**PROBLEM TO SOLVE:**
Copy out the data below as written; omit any images.

**MATERIAL SUPPLIED:**
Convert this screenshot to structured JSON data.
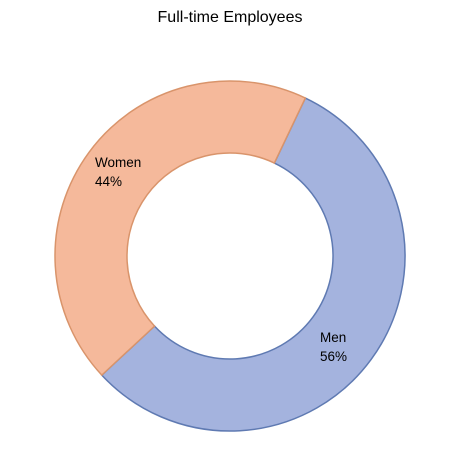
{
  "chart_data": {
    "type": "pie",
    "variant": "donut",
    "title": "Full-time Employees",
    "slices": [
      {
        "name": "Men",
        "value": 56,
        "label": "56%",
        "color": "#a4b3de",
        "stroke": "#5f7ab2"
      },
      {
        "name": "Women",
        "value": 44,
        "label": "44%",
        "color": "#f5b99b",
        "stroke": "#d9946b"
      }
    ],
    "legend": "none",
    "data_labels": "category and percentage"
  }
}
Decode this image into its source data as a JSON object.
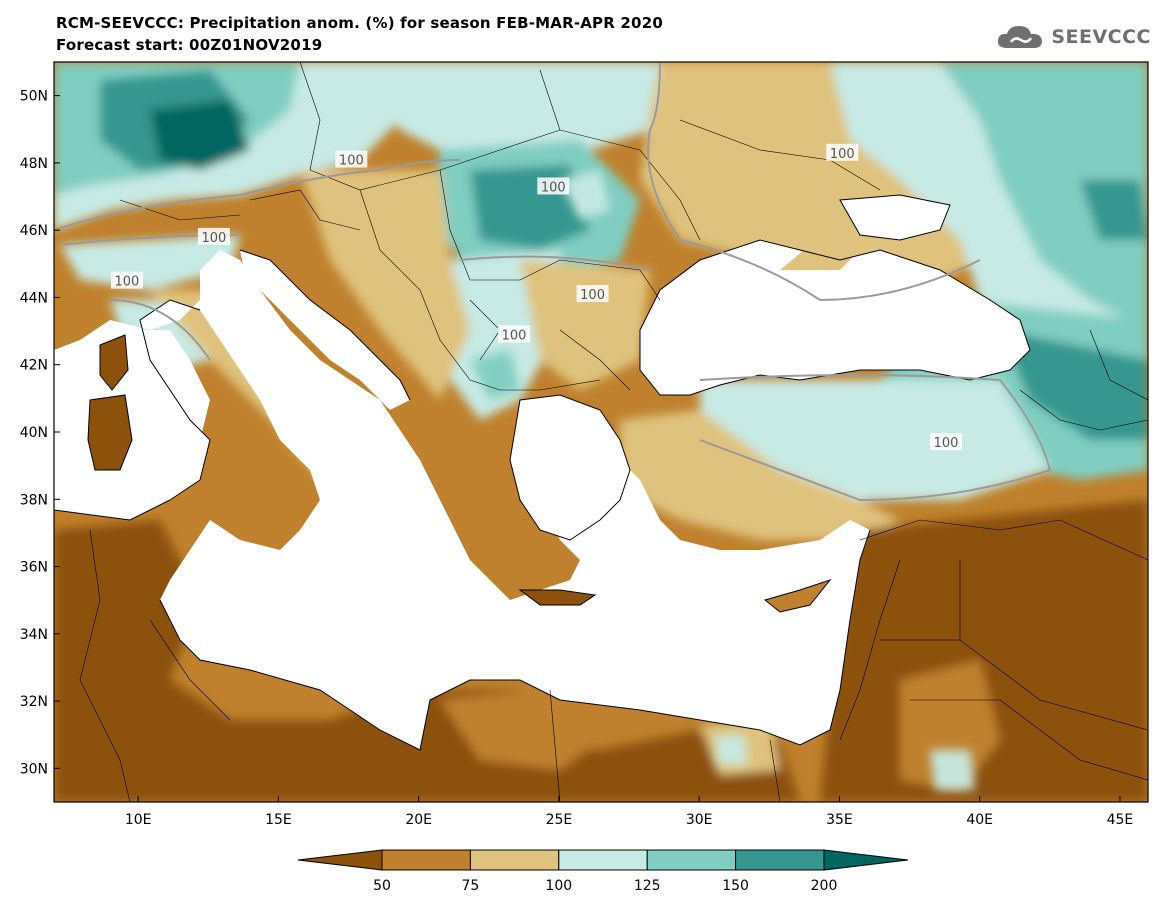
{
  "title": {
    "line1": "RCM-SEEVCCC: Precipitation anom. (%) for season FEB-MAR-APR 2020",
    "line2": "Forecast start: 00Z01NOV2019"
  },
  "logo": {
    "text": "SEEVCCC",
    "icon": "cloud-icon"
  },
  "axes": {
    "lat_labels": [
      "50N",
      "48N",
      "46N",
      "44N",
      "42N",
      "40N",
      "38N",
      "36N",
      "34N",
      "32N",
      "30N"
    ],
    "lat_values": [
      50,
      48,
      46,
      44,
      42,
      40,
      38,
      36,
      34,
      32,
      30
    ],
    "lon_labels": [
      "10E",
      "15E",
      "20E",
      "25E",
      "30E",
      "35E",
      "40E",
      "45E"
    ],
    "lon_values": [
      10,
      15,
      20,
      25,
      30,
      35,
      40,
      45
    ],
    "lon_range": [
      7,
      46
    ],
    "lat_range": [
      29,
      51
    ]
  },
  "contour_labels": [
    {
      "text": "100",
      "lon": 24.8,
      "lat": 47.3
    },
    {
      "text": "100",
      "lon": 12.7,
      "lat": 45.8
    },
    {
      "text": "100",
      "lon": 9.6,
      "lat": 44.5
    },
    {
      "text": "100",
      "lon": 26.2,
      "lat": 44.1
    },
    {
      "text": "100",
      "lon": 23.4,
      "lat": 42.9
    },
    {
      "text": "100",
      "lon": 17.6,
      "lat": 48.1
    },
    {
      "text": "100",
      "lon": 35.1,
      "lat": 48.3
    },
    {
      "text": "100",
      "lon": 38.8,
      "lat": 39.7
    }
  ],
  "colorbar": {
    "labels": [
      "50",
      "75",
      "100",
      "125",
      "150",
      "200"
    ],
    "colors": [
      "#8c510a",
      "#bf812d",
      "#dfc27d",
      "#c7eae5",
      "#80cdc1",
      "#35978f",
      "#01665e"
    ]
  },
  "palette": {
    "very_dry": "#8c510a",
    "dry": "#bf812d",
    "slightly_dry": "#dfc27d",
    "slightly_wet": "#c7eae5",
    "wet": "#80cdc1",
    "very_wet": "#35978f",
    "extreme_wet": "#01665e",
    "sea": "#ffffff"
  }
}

**COMPLETE OUTPUT:**
Convert this screenshot to structured JSON data.
{
  "chart_data": {
    "type": "pie",
    "variant": "donut",
    "title": "Full-time Employees",
    "slices": [
      {
        "name": "Men",
        "value": 56,
        "label": "56%",
        "color": "#a4b3de",
        "stroke": "#5f7ab2"
      },
      {
        "name": "Women",
        "value": 44,
        "label": "44%",
        "color": "#f5b99b",
        "stroke": "#d9946b"
      }
    ],
    "legend": "none",
    "data_labels": "category and percentage"
  }
}
Decode this image into its source data as a JSON object.
{
  "title": {
    "line1": "RCM-SEEVCCC: Precipitation anom. (%) for season FEB-MAR-APR 2020",
    "line2": "Forecast start: 00Z01NOV2019"
  },
  "logo": {
    "text": "SEEVCCC",
    "icon": "cloud-icon"
  },
  "axes": {
    "lat_labels": [
      "50N",
      "48N",
      "46N",
      "44N",
      "42N",
      "40N",
      "38N",
      "36N",
      "34N",
      "32N",
      "30N"
    ],
    "lat_values": [
      50,
      48,
      46,
      44,
      42,
      40,
      38,
      36,
      34,
      32,
      30
    ],
    "lon_labels": [
      "10E",
      "15E",
      "20E",
      "25E",
      "30E",
      "35E",
      "40E",
      "45E"
    ],
    "lon_values": [
      10,
      15,
      20,
      25,
      30,
      35,
      40,
      45
    ],
    "lon_range": [
      7,
      46
    ],
    "lat_range": [
      29,
      51
    ]
  },
  "contour_labels": [
    {
      "text": "100",
      "lon": 24.8,
      "lat": 47.3
    },
    {
      "text": "100",
      "lon": 12.7,
      "lat": 45.8
    },
    {
      "text": "100",
      "lon": 9.6,
      "lat": 44.5
    },
    {
      "text": "100",
      "lon": 26.2,
      "lat": 44.1
    },
    {
      "text": "100",
      "lon": 23.4,
      "lat": 42.9
    },
    {
      "text": "100",
      "lon": 17.6,
      "lat": 48.1
    },
    {
      "text": "100",
      "lon": 35.1,
      "lat": 48.3
    },
    {
      "text": "100",
      "lon": 38.8,
      "lat": 39.7
    }
  ],
  "colorbar": {
    "labels": [
      "50",
      "75",
      "100",
      "125",
      "150",
      "200"
    ],
    "colors": [
      "#8c510a",
      "#bf812d",
      "#dfc27d",
      "#c7eae5",
      "#80cdc1",
      "#35978f",
      "#01665e"
    ]
  },
  "palette": {
    "very_dry": "#8c510a",
    "dry": "#bf812d",
    "slightly_dry": "#dfc27d",
    "slightly_wet": "#c7eae5",
    "wet": "#80cdc1",
    "very_wet": "#35978f",
    "extreme_wet": "#01665e",
    "sea": "#ffffff"
  }
}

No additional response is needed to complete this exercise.